▸ **Task prompt**: Report the number of lines that include "Team", with no additional text.

++++ Stored data ++++

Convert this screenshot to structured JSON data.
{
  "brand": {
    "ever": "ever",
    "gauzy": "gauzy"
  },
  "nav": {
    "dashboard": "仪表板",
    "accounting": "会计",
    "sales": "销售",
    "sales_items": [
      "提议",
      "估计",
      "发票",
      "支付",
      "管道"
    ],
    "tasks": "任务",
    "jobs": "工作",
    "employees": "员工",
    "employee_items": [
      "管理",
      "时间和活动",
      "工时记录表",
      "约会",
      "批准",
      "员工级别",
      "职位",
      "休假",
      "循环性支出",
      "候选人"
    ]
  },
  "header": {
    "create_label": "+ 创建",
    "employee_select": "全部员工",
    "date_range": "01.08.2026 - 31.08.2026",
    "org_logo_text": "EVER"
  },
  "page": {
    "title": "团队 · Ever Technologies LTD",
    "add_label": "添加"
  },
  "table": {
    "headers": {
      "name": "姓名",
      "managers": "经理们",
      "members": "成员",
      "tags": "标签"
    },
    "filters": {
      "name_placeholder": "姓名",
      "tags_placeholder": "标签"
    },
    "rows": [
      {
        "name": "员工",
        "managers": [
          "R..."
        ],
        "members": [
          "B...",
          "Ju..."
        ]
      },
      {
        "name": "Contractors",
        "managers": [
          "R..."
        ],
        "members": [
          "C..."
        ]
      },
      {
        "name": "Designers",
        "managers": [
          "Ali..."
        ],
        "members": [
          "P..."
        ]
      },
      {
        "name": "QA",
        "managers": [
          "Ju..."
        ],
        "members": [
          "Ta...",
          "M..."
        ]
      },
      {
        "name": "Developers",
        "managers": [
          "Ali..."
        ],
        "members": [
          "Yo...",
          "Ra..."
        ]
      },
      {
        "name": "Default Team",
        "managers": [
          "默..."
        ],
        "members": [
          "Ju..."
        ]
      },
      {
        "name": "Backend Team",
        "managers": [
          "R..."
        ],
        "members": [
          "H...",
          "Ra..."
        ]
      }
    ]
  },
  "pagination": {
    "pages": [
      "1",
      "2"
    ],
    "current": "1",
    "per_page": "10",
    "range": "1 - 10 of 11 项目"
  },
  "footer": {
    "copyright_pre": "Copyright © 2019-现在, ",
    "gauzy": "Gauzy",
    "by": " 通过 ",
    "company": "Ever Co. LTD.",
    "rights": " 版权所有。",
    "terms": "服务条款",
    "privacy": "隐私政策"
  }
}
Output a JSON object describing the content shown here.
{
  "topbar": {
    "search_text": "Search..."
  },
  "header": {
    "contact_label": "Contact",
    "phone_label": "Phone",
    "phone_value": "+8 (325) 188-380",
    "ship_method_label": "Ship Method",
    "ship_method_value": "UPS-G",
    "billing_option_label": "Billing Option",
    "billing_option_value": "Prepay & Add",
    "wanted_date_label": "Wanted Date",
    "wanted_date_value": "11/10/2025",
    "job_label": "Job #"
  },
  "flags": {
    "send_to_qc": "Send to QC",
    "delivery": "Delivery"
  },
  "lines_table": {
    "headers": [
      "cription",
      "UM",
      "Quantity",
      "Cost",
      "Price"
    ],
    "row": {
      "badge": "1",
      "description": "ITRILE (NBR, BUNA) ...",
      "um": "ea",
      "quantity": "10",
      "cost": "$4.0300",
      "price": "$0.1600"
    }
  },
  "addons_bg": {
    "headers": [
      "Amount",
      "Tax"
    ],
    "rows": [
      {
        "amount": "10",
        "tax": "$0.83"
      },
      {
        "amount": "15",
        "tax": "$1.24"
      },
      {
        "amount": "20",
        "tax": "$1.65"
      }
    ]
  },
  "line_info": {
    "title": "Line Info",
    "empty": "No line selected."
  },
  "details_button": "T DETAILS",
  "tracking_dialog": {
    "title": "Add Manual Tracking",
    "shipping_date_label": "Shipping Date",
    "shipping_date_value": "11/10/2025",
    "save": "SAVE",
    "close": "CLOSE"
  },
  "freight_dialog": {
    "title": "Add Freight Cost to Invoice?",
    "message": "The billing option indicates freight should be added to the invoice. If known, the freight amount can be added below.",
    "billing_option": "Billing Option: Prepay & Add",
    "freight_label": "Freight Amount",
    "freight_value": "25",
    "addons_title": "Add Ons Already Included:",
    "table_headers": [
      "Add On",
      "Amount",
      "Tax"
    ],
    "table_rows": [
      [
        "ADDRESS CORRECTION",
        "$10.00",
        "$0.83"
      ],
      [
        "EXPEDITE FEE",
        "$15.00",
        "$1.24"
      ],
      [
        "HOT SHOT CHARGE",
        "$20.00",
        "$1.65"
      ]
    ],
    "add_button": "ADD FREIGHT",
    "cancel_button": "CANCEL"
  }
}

++++

▸ **Response**: 2